Aim of the task ->
Extract each line holding the word "structure" from the entries.

Rows from a figure dataset ->

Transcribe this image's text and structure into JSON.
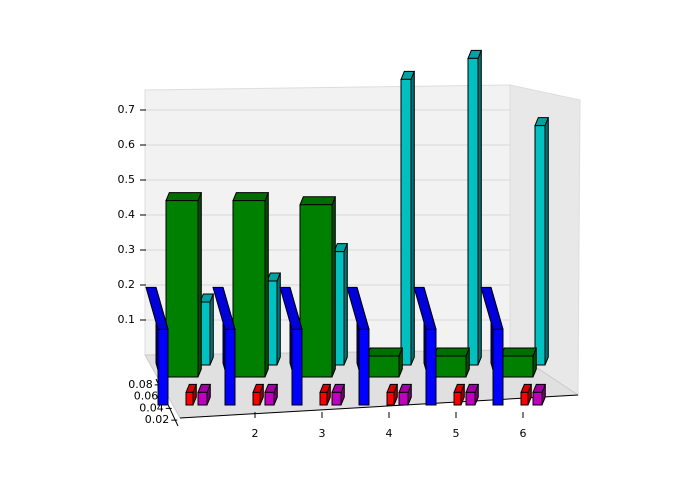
{
  "chart_data": {
    "type": "bar3d",
    "x": [
      1,
      2,
      3,
      4,
      5,
      6
    ],
    "xlim": [
      0.5,
      6.5
    ],
    "xticks": [
      2,
      3,
      4,
      5,
      6
    ],
    "zlim": [
      0,
      0.75
    ],
    "zticks": [
      0.1,
      0.2,
      0.3,
      0.4,
      0.5,
      0.6,
      0.7
    ],
    "ylim": [
      0.01,
      0.09
    ],
    "yticks": [
      0.02,
      0.04,
      0.06,
      0.08
    ],
    "series": [
      {
        "color": "#00c0c0",
        "values": [
          0.15,
          0.2,
          0.27,
          0.68,
          0.73,
          0.57
        ]
      },
      {
        "color": "#008000",
        "values": [
          0.42,
          0.42,
          0.41,
          0.05,
          0.05,
          0.05
        ]
      },
      {
        "color": "#0000ff",
        "values": [
          0.18,
          0.18,
          0.18,
          0.18,
          0.18,
          0.18
        ]
      },
      {
        "color": "#ff0000",
        "values": [
          0.03,
          0.03,
          0.03,
          0.03,
          0.03,
          0.03
        ]
      },
      {
        "color": "#c000c0",
        "values": [
          0.03,
          0.03,
          0.03,
          0.03,
          0.03,
          0.03
        ]
      }
    ]
  }
}
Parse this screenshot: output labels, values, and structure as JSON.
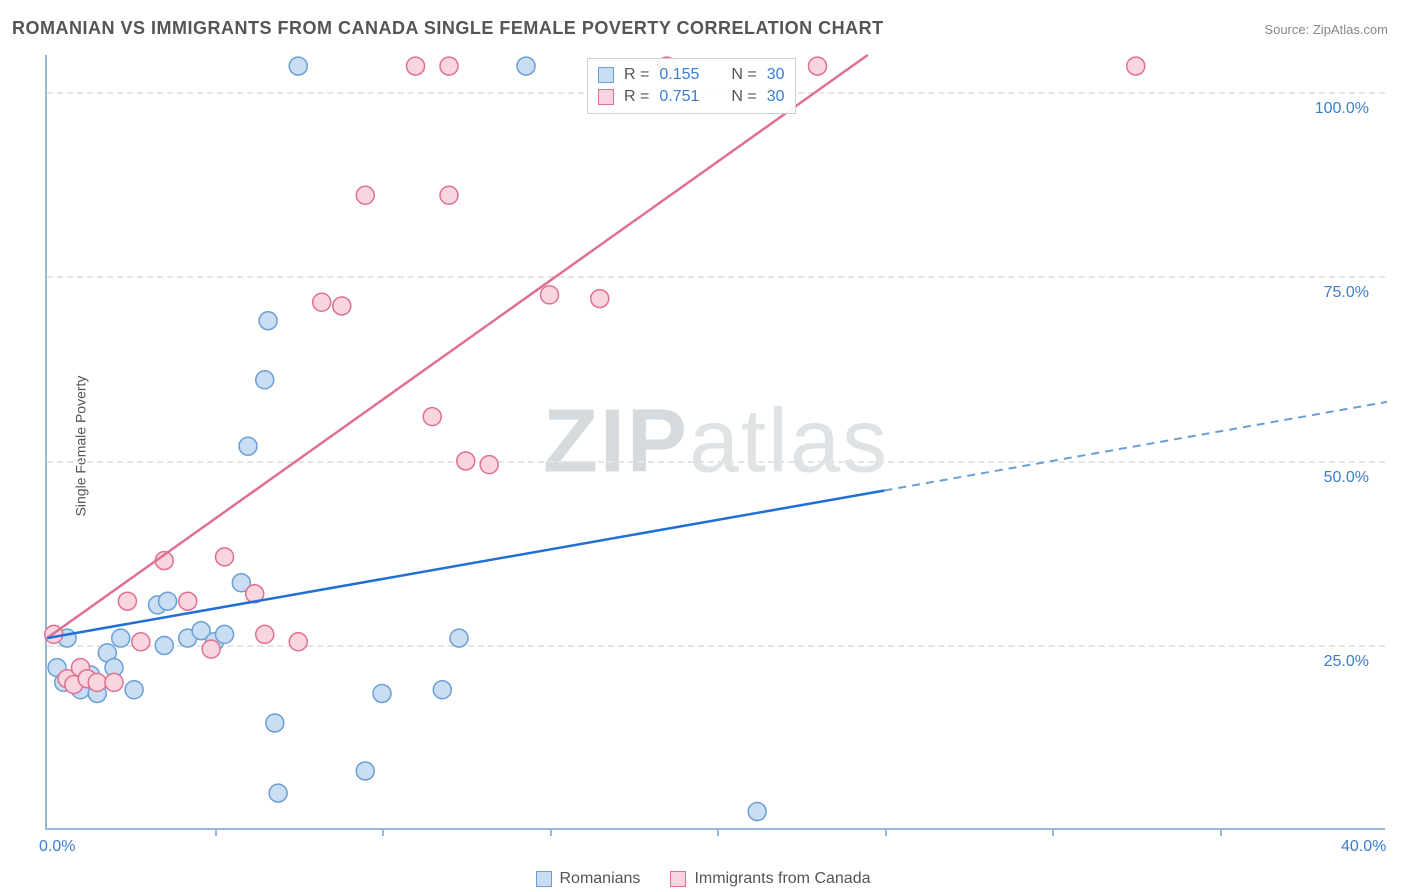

Worked answer ->
Transcribe this image's text and structure into JSON.
Parse this screenshot: output labels, values, and structure as JSON.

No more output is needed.